GIVEN INSTRUCTION
Every line in the listing is to be echoed verbatim.

------------------------------

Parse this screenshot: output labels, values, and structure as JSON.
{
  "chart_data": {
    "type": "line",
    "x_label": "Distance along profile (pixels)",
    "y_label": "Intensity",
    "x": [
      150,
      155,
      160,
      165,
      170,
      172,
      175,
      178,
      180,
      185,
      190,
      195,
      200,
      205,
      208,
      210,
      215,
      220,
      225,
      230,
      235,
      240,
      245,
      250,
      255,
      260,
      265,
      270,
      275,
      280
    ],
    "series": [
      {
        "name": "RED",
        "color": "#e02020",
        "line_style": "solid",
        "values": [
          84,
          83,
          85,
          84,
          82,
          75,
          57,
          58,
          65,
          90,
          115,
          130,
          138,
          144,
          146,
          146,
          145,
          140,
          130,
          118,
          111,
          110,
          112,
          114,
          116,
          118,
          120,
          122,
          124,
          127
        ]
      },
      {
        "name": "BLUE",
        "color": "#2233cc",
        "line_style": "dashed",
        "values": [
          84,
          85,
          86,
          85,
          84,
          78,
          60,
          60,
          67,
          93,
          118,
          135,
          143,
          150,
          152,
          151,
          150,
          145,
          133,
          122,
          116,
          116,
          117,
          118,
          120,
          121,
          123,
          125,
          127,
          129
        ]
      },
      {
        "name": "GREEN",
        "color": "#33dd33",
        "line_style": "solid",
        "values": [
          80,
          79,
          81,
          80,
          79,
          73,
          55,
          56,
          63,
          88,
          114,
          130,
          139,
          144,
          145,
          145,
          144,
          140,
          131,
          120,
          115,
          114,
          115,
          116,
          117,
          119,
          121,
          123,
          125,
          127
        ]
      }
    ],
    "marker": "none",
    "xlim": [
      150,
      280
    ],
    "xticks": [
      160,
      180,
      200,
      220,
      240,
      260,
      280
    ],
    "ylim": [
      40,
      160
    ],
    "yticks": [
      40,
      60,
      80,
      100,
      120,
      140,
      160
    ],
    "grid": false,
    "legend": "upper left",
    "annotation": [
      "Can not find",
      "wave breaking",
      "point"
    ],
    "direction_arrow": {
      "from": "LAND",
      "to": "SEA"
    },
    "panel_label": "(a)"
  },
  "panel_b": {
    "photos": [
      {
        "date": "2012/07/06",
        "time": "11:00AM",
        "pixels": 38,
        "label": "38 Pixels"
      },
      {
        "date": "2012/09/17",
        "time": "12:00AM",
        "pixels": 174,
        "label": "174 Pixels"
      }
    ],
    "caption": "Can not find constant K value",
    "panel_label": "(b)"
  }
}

------------------------------

SOLUTION
Parse this screenshot: output labels, values, and structure as JSON.
{
  "chart_data": {
    "type": "line",
    "x_label": "Distance along profile (pixels)",
    "y_label": "Intensity",
    "x": [
      150,
      155,
      160,
      165,
      170,
      172,
      175,
      178,
      180,
      185,
      190,
      195,
      200,
      205,
      208,
      210,
      215,
      220,
      225,
      230,
      235,
      240,
      245,
      250,
      255,
      260,
      265,
      270,
      275,
      280
    ],
    "series": [
      {
        "name": "RED",
        "color": "#e02020",
        "line_style": "solid",
        "values": [
          84,
          83,
          85,
          84,
          82,
          75,
          57,
          58,
          65,
          90,
          115,
          130,
          138,
          144,
          146,
          146,
          145,
          140,
          130,
          118,
          111,
          110,
          112,
          114,
          116,
          118,
          120,
          122,
          124,
          127
        ]
      },
      {
        "name": "BLUE",
        "color": "#2233cc",
        "line_style": "dashed",
        "values": [
          84,
          85,
          86,
          85,
          84,
          78,
          60,
          60,
          67,
          93,
          118,
          135,
          143,
          150,
          152,
          151,
          150,
          145,
          133,
          122,
          116,
          116,
          117,
          118,
          120,
          121,
          123,
          125,
          127,
          129
        ]
      },
      {
        "name": "GREEN",
        "color": "#33dd33",
        "line_style": "solid",
        "values": [
          80,
          79,
          81,
          80,
          79,
          73,
          55,
          56,
          63,
          88,
          114,
          130,
          139,
          144,
          145,
          145,
          144,
          140,
          131,
          120,
          115,
          114,
          115,
          116,
          117,
          119,
          121,
          123,
          125,
          127
        ]
      }
    ],
    "marker": "none",
    "xlim": [
      150,
      280
    ],
    "xticks": [
      160,
      180,
      200,
      220,
      240,
      260,
      280
    ],
    "ylim": [
      40,
      160
    ],
    "yticks": [
      40,
      60,
      80,
      100,
      120,
      140,
      160
    ],
    "grid": false,
    "legend": "upper left",
    "annotation": [
      "Can not find",
      "wave breaking",
      "point"
    ],
    "direction_arrow": {
      "from": "LAND",
      "to": "SEA"
    },
    "panel_label": "(a)"
  },
  "panel_b": {
    "photos": [
      {
        "date": "2012/07/06",
        "time": "11:00AM",
        "pixels": 38,
        "label": "38 Pixels"
      },
      {
        "date": "2012/09/17",
        "time": "12:00AM",
        "pixels": 174,
        "label": "174 Pixels"
      }
    ],
    "caption": "Can not find constant K value",
    "panel_label": "(b)"
  }
}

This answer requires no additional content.